##### TASK MATERIAL

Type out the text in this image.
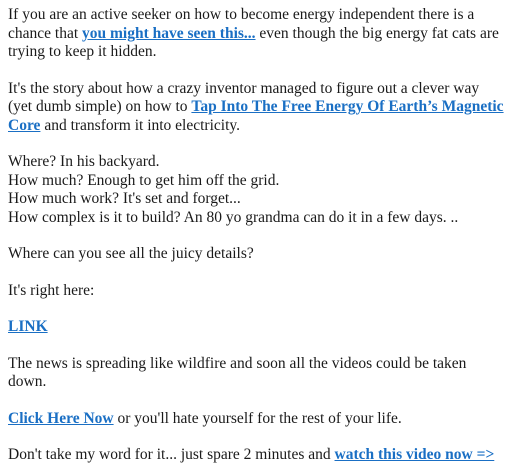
If you are an active seeker on how to become energy independent there is a chance that you might have seen this... even though the big energy fat cats are trying to keep it hidden.

It's the story about how a crazy inventor managed to figure out a clever way (yet dumb simple) on how to Tap Into The Free Energy Of Earth’s Magnetic Core and transform it into electricity.

Where? In his backyard.
How much? Enough to get him off the grid.
How much work? It's set and forget...
How complex is it to build? An 80 yo grandma can do it in a few days. ..

Where can you see all the juicy details?

It's right here:

LINK

The news is spreading like wildfire and soon all the videos could be taken down.

Click Here Now or you'll hate yourself for the rest of your life.

Don't take my word for it... just spare 2 minutes and watch this video now =>
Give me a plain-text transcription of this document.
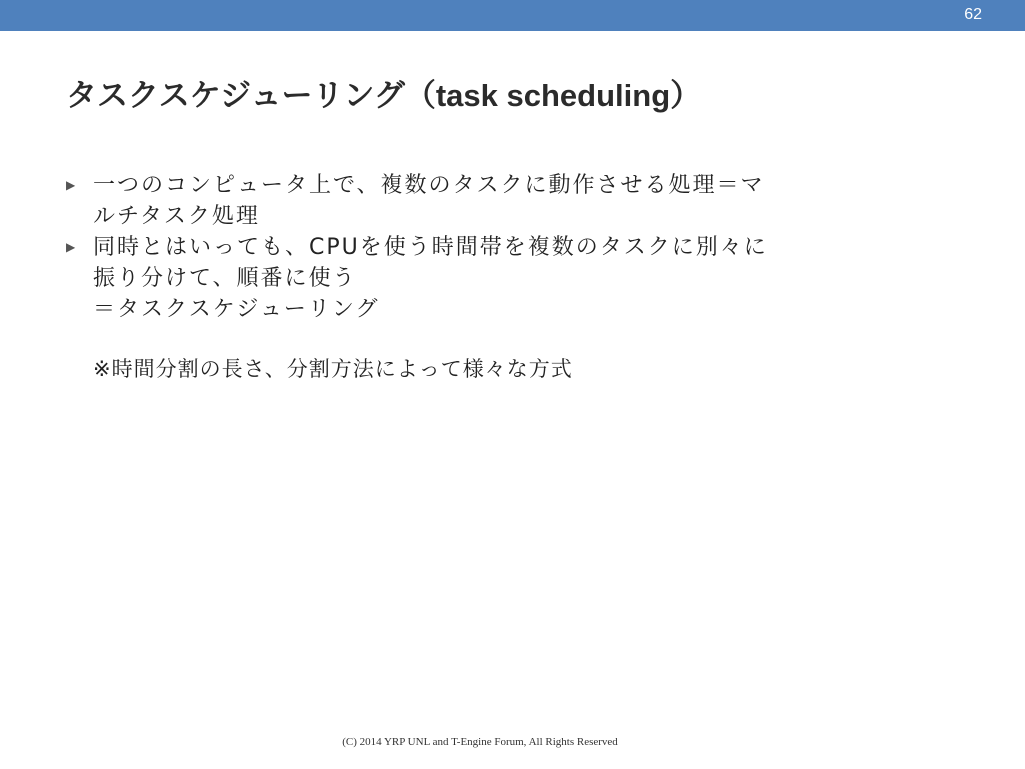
62
タスクスケジューリング（task scheduling）
▶ 一つのコンピュータ上で、複数のタスクに動作させる処理＝マ
ルチタスク処理
▶ 同時とはいっても、CPUを使う時間帯を複数のタスクに別々に
振り分けて、順番に使う
＝タスクスケジューリング
※時間分割の長さ、分割方法によって様々な方式
(C) 2014 YRP UNL and T-Engine Forum, All Rights Reserved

##########

| EXERCISE REQUIREMENTS |
Retype the line containing "Give me a plain-text" and all lines after it through the end of the material, exactly and only those, leaving out pictures.

| FINAL ANSWER |
Give me a plain-text transcription of this document.
62
タスクスケジューリング（task scheduling）
▶ 一つのコンピュータ上で、複数のタスクに動作させる処理＝マ
ルチタスク処理
▶ 同時とはいっても、CPUを使う時間帯を複数のタスクに別々に
振り分けて、順番に使う
＝タスクスケジューリング
※時間分割の長さ、分割方法によって様々な方式
(C) 2014 YRP UNL and T-Engine Forum, All Rights Reserved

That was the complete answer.